▶ [EXERCISE TASK] Repeat the lines in the items below exactly as they appear, starting with the line that contains "bar bbox=[431, 396, 445, 616]" and continuing through the line that contains "x-tick-label: 48 bbox=[669, 626, 688, 643]", including both of those lines.

Dataset rows:
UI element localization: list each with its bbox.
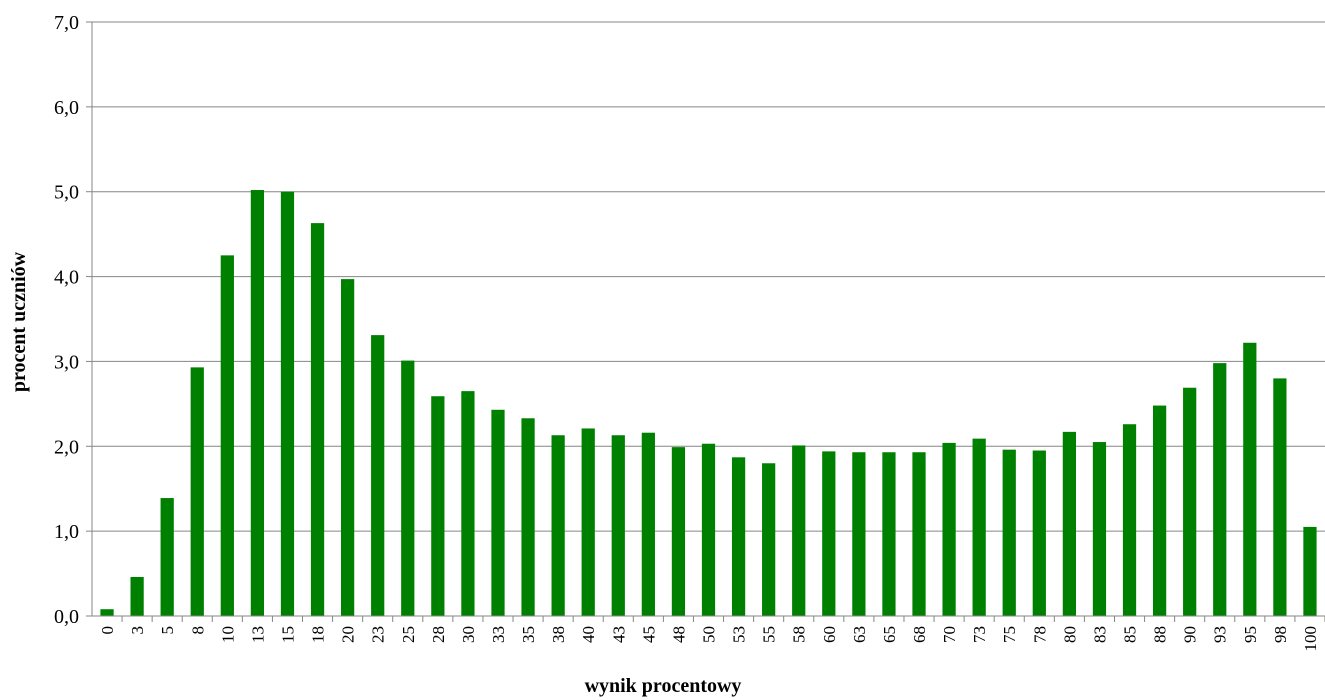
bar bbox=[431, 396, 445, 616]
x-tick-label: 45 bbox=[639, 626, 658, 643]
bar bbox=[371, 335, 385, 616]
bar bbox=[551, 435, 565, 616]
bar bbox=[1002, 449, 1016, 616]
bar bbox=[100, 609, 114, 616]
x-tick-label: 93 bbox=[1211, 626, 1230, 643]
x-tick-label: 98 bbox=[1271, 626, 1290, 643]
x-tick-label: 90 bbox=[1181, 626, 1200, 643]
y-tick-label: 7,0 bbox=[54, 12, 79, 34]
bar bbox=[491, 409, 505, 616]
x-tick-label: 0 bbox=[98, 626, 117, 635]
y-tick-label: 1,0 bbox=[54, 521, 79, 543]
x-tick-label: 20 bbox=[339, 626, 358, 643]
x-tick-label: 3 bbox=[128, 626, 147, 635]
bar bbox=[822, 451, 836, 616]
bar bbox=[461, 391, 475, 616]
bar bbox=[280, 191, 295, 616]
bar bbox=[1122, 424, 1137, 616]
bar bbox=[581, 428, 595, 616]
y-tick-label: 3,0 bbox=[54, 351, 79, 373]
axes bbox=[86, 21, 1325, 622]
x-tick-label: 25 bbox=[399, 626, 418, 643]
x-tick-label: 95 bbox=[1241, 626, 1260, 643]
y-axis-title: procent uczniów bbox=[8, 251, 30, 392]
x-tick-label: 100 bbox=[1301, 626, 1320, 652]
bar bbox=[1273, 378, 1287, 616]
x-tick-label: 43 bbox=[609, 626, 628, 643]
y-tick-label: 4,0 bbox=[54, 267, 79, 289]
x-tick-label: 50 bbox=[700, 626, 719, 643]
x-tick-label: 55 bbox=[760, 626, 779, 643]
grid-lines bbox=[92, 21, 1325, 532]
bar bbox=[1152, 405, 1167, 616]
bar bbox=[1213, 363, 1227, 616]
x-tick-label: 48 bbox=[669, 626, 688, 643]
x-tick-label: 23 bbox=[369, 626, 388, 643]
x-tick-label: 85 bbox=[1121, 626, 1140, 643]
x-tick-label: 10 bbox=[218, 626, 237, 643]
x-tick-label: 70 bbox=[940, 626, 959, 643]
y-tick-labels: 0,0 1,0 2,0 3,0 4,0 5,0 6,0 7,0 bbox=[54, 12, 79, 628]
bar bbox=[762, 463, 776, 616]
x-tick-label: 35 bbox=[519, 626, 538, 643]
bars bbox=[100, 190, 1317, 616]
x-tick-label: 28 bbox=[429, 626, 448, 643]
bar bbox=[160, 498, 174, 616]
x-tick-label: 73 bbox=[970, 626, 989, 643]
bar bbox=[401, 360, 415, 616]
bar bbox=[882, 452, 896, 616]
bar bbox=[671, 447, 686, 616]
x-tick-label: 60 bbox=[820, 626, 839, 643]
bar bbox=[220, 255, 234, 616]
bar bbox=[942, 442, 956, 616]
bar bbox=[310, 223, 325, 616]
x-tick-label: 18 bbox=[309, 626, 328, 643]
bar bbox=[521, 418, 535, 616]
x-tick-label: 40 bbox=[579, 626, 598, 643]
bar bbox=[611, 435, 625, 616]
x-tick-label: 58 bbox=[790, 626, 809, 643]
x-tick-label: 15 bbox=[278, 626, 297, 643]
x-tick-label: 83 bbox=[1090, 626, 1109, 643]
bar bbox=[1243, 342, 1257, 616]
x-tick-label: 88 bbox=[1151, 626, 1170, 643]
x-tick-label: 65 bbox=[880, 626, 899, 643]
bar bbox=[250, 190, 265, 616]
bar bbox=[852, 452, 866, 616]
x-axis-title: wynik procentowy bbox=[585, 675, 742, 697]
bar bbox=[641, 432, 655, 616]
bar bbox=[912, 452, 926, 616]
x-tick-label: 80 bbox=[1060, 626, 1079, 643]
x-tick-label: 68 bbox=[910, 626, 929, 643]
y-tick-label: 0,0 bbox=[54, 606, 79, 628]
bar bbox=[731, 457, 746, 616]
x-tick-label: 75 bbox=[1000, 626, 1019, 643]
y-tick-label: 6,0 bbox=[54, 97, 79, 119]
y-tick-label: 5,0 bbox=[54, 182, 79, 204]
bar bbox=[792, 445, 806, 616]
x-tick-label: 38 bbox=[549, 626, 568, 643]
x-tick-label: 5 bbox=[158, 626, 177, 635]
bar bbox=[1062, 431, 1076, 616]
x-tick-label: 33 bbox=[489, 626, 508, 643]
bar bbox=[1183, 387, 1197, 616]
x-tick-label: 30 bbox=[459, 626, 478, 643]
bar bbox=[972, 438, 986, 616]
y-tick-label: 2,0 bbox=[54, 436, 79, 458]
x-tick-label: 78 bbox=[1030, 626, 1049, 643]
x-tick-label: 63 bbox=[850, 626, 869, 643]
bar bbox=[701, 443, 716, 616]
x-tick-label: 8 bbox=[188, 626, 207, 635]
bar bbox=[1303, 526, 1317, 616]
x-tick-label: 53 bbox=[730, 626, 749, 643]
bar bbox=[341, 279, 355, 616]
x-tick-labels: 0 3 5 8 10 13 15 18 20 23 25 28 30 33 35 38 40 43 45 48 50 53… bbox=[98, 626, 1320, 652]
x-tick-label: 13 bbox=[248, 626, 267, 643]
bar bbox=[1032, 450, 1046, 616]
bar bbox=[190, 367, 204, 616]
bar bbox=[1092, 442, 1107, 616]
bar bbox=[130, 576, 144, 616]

▶ [CORRECT ANSWER]
bar bbox=[431, 396, 445, 616]
x-tick-label: 45 bbox=[639, 626, 658, 643]
bar bbox=[371, 335, 385, 616]
bar bbox=[551, 435, 565, 616]
bar bbox=[1002, 449, 1016, 616]
bar bbox=[100, 609, 114, 616]
x-tick-label: 93 bbox=[1211, 626, 1230, 643]
x-tick-label: 98 bbox=[1271, 626, 1290, 643]
x-tick-label: 90 bbox=[1181, 626, 1200, 643]
y-tick-label: 7,0 bbox=[54, 12, 79, 34]
bar bbox=[491, 409, 505, 616]
x-tick-label: 0 bbox=[98, 626, 117, 635]
y-tick-label: 1,0 bbox=[54, 521, 79, 543]
x-tick-label: 20 bbox=[339, 626, 358, 643]
x-tick-label: 3 bbox=[128, 626, 147, 635]
bar bbox=[822, 451, 836, 616]
bar bbox=[461, 391, 475, 616]
bar bbox=[280, 191, 295, 616]
bar bbox=[1122, 424, 1137, 616]
bar bbox=[581, 428, 595, 616]
y-tick-label: 3,0 bbox=[54, 351, 79, 373]
axes bbox=[86, 21, 1325, 622]
x-tick-label: 25 bbox=[399, 626, 418, 643]
x-tick-label: 95 bbox=[1241, 626, 1260, 643]
y-axis-title: procent uczniów bbox=[8, 251, 30, 392]
x-tick-label: 100 bbox=[1301, 626, 1320, 652]
bar bbox=[1273, 378, 1287, 616]
x-tick-label: 43 bbox=[609, 626, 628, 643]
y-tick-label: 4,0 bbox=[54, 267, 79, 289]
x-tick-label: 50 bbox=[700, 626, 719, 643]
x-tick-label: 55 bbox=[760, 626, 779, 643]
grid-lines bbox=[92, 21, 1325, 532]
bar bbox=[1152, 405, 1167, 616]
bar bbox=[1213, 363, 1227, 616]
x-tick-label: 48 bbox=[669, 626, 688, 643]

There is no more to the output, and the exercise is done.